* WHAT THE TASK REQUIRES *
Give the count of lines containing the string "Solutions", with no other output.

### DATA ROWS

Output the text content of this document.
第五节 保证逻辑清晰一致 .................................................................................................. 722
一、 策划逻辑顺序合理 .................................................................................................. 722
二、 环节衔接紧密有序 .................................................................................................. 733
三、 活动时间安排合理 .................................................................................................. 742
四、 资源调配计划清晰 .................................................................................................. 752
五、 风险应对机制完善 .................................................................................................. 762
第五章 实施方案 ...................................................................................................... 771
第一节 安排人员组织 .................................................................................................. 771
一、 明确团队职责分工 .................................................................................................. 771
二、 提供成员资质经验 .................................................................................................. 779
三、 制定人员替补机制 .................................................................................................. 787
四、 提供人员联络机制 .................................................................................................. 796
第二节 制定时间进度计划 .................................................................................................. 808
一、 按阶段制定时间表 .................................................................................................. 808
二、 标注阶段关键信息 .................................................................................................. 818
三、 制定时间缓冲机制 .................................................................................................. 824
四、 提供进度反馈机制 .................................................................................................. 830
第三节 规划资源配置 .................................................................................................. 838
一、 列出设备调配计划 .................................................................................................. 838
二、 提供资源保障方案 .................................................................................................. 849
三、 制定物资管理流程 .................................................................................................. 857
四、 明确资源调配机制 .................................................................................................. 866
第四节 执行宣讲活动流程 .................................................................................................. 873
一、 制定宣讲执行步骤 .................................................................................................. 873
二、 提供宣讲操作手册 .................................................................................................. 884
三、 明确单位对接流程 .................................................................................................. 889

######
### DATA ROWS

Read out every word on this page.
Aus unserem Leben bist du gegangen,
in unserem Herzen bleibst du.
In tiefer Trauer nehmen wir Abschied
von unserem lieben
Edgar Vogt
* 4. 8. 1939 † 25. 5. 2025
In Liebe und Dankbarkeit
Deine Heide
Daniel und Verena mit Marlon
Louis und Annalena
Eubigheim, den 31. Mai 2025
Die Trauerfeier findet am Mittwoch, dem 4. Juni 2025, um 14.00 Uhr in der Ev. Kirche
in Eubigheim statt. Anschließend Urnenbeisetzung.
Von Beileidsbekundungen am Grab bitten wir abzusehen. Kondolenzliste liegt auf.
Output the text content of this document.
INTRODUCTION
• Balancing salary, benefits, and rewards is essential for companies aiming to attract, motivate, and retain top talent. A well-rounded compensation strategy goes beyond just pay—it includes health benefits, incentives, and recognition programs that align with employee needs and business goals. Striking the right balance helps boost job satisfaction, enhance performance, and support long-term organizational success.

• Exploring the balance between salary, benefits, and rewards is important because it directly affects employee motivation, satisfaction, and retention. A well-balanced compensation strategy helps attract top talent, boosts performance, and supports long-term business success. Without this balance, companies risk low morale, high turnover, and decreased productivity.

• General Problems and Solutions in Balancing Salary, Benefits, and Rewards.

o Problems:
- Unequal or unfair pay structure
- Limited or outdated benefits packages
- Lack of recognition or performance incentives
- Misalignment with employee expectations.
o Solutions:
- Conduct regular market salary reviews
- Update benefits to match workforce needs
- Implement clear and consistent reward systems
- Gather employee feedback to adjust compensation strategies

######

* THE COMPLETED TASK *
2